===== The data
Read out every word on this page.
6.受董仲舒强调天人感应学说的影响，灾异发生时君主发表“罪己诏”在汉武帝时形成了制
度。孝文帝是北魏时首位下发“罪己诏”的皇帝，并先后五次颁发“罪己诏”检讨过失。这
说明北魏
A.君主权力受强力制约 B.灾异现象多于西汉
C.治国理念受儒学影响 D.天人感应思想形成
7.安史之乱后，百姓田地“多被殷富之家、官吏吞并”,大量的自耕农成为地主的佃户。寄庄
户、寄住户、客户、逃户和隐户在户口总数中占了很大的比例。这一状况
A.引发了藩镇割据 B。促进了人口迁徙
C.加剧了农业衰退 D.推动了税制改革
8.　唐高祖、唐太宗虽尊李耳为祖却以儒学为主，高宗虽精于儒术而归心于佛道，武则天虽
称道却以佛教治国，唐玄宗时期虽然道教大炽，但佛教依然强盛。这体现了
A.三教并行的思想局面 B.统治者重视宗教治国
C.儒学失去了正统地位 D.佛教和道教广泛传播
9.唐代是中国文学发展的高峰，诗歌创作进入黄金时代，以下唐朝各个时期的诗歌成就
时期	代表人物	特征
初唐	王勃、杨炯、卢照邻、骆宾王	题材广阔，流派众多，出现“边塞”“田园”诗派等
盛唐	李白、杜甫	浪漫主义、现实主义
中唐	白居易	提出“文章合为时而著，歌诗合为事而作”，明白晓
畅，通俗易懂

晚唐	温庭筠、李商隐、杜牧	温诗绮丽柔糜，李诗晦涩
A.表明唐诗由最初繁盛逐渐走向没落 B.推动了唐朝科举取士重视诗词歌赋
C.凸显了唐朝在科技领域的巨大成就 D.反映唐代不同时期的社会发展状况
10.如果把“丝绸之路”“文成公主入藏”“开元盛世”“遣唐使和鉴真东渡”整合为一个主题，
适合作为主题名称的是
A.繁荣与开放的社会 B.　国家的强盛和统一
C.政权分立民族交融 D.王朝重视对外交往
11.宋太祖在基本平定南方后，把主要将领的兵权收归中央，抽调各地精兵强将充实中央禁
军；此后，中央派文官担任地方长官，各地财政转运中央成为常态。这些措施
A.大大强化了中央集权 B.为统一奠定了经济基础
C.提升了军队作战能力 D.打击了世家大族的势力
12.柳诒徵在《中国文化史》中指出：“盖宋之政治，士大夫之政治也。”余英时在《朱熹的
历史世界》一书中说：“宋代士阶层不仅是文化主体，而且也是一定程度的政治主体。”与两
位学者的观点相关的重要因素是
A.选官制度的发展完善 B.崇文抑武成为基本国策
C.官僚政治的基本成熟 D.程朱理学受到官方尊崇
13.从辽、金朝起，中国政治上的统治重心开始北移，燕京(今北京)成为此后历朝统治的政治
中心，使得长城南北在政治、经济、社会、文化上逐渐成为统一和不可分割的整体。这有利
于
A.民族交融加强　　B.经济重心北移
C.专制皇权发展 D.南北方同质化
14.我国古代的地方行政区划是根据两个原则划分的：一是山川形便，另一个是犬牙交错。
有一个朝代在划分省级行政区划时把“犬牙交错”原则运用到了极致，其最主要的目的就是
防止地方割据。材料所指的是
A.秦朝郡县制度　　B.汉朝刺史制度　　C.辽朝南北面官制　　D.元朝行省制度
==========
===== The data
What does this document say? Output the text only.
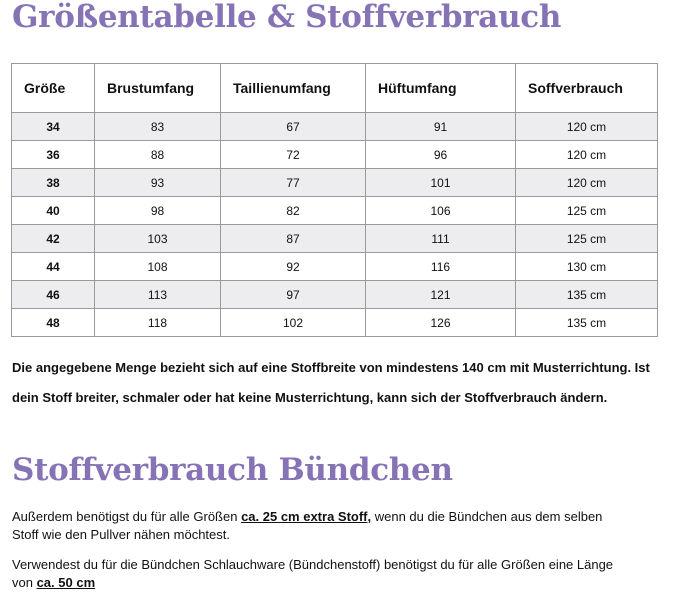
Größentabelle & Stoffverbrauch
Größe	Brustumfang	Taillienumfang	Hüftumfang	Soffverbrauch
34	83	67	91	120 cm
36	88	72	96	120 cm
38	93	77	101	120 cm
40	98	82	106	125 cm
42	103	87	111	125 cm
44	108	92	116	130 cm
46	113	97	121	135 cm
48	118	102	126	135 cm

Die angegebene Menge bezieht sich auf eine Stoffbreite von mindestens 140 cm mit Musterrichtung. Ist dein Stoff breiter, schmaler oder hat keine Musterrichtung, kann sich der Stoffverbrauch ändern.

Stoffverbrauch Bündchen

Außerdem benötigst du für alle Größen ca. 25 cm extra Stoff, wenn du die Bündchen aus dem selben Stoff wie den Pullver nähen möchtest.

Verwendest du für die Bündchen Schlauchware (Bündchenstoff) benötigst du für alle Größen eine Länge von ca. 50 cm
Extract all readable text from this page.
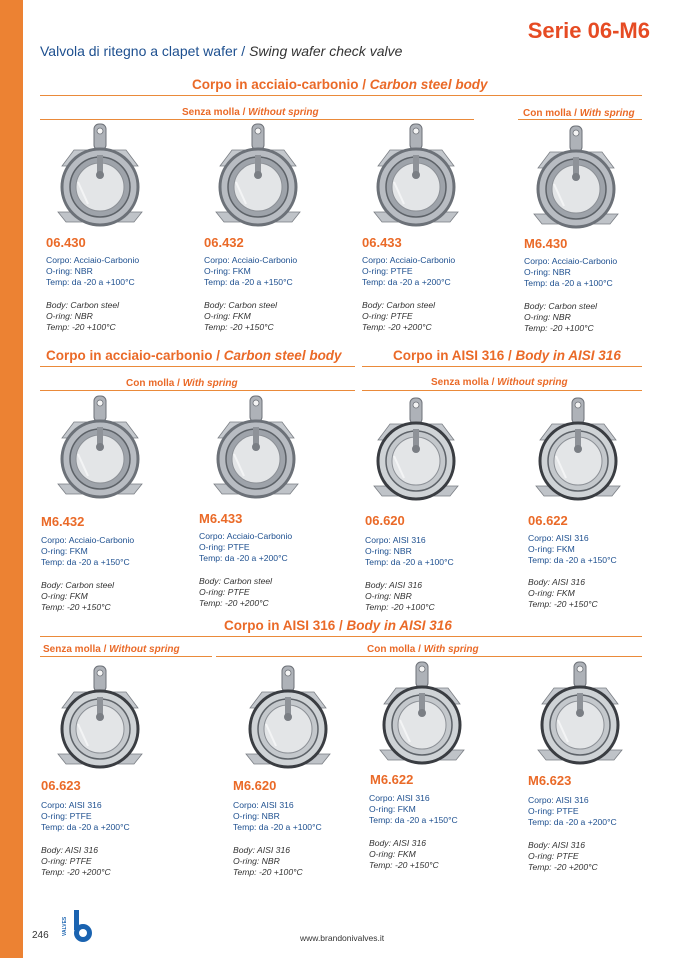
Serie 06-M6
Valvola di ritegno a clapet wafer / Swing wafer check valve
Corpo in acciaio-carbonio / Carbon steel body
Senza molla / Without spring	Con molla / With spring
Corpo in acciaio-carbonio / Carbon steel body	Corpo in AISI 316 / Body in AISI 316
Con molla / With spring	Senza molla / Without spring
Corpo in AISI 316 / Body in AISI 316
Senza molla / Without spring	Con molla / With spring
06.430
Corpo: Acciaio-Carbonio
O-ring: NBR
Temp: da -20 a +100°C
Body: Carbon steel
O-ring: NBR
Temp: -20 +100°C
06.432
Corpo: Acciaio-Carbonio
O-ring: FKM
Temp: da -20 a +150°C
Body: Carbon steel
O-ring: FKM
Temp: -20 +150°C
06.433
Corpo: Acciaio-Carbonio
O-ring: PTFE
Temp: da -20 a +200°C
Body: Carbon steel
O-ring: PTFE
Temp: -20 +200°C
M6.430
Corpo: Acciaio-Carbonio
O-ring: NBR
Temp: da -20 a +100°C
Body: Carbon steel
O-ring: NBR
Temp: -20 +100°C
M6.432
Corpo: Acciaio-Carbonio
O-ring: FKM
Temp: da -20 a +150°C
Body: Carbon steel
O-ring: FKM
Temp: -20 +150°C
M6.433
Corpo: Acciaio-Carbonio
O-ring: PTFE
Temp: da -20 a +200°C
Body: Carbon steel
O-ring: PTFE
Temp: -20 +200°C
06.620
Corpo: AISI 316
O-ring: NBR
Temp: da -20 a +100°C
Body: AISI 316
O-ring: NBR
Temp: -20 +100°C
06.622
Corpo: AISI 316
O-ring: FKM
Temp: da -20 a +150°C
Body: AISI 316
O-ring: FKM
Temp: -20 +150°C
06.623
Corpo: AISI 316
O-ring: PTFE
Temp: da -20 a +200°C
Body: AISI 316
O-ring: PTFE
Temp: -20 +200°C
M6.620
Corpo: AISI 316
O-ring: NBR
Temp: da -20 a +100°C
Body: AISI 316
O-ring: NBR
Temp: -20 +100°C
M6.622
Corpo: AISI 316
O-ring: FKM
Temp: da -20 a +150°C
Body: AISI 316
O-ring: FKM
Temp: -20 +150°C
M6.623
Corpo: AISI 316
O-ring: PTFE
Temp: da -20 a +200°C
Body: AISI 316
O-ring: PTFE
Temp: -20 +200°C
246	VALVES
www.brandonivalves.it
==========
*Exercise instructions*.
Go through the listing above and locate each line that holds the word "benötigst". Copy those lines.

*Result of the task*.
Außerdem benötigst du für alle Größen ca. 25 cm extra Stoff, wenn du die Bündchen aus dem selben Stoff wie den Pullver nähen möchtest.
Verwendest du für die Bündchen Schlauchware (Bündchenstoff) benötigst du für alle Größen eine Länge von ca. 50 cm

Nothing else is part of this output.